| Challenge |
From the entries below, gather each line containing the word "Systems".

Extracted data entries

....

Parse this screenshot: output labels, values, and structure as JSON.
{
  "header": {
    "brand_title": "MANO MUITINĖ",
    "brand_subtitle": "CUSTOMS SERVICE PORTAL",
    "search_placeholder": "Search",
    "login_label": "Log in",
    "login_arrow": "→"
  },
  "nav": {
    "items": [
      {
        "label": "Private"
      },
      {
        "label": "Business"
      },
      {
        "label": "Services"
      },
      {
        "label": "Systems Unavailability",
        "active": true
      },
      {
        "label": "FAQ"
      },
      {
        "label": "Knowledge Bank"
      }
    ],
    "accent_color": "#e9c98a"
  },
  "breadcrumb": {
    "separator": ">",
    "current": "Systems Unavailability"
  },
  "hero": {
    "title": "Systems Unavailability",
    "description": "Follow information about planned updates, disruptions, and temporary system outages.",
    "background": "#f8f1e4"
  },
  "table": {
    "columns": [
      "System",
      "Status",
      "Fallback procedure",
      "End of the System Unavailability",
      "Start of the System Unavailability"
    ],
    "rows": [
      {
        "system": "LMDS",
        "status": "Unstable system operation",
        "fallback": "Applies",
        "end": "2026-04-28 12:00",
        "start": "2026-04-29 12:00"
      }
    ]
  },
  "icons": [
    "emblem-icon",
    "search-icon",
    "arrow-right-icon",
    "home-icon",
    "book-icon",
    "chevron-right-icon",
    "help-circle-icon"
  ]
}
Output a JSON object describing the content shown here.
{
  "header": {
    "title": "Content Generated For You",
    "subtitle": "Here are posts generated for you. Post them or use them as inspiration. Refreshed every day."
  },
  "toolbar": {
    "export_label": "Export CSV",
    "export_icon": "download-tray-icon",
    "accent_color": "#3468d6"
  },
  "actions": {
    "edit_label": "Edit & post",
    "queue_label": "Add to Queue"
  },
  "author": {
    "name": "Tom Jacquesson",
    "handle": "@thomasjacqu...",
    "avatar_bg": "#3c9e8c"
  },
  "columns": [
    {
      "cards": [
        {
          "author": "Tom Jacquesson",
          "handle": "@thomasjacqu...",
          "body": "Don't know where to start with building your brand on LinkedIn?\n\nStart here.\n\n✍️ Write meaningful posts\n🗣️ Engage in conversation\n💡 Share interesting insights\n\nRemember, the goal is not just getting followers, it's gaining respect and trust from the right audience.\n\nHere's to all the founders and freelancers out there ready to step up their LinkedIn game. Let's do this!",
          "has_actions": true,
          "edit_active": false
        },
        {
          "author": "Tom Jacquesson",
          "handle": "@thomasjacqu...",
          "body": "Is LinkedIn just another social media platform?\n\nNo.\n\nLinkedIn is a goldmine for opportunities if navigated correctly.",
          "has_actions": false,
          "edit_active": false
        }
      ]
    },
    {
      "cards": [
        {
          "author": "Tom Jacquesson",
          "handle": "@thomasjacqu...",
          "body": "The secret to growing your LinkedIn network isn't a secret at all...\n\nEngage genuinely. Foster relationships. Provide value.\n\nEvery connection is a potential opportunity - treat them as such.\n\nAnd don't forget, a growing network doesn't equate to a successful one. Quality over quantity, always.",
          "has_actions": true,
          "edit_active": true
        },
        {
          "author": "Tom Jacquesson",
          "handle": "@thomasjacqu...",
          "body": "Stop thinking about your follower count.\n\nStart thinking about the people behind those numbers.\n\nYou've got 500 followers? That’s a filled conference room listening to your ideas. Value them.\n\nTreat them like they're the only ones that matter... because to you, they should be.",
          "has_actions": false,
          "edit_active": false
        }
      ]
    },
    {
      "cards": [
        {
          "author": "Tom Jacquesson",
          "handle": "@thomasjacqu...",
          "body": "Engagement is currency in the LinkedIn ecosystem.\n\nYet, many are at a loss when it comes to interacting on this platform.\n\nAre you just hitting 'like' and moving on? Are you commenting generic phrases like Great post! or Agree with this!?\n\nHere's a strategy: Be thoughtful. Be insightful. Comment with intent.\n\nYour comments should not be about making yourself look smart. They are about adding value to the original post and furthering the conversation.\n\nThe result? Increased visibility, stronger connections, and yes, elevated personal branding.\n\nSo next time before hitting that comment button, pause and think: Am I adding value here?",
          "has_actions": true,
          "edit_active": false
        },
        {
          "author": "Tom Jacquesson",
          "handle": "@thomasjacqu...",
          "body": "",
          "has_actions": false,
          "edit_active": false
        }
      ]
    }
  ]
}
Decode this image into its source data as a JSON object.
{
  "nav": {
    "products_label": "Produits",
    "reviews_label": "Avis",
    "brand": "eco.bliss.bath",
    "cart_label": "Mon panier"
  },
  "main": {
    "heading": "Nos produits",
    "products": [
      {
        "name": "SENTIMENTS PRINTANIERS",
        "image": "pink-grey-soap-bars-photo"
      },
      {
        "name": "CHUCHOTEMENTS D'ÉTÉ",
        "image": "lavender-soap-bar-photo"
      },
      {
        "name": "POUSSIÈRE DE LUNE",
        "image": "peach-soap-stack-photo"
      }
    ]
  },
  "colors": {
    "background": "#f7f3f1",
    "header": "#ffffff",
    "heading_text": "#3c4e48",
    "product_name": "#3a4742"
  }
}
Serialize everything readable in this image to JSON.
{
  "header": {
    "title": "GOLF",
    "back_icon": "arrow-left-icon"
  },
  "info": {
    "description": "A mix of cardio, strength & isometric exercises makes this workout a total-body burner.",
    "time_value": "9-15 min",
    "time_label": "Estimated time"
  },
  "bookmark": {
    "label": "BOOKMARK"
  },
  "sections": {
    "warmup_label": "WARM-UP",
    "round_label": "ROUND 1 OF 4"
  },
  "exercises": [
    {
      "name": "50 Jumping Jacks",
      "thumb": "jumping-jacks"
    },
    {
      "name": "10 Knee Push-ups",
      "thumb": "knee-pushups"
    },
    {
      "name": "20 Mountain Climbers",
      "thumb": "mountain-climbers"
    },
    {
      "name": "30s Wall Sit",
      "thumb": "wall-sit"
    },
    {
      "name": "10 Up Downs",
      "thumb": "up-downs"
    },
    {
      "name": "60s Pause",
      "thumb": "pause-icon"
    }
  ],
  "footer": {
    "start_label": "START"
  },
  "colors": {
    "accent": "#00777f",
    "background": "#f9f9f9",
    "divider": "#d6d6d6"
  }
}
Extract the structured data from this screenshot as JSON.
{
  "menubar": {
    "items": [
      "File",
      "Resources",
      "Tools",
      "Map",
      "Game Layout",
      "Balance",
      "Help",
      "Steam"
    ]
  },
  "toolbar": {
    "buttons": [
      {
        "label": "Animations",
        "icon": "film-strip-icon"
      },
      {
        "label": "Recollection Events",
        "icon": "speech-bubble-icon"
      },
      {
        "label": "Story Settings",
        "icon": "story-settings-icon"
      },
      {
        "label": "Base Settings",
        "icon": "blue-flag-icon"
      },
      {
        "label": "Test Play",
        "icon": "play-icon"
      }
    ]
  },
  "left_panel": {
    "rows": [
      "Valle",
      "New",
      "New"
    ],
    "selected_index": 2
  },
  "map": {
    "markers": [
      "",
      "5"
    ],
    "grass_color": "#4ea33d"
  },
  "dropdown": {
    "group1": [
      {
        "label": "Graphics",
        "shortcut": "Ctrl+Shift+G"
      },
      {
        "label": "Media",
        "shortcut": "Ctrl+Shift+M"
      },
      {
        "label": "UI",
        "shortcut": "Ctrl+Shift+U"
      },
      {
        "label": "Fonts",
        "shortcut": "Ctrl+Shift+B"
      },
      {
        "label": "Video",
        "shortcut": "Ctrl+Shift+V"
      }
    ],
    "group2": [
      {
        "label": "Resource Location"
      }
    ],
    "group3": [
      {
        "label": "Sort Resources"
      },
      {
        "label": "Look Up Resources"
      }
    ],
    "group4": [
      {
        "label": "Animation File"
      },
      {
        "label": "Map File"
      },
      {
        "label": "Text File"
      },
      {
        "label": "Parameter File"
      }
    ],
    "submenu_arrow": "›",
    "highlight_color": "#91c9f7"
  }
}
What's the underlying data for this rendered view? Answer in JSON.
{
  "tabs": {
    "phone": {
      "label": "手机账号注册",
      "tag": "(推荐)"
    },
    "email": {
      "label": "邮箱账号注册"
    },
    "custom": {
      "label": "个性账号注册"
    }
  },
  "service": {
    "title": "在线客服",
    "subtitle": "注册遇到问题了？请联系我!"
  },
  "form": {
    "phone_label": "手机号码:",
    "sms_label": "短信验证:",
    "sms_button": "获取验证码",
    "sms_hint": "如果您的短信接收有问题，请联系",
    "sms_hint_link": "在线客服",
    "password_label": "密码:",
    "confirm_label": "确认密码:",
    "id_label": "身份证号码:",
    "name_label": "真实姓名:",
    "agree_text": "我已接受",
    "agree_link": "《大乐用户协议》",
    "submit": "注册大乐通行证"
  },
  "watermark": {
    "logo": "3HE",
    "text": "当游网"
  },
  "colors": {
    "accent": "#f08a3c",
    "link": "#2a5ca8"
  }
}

....

| The output |
        "label": "Systems Unavailability",
    "current": "Systems Unavailability"
    "title": "Systems Unavailability",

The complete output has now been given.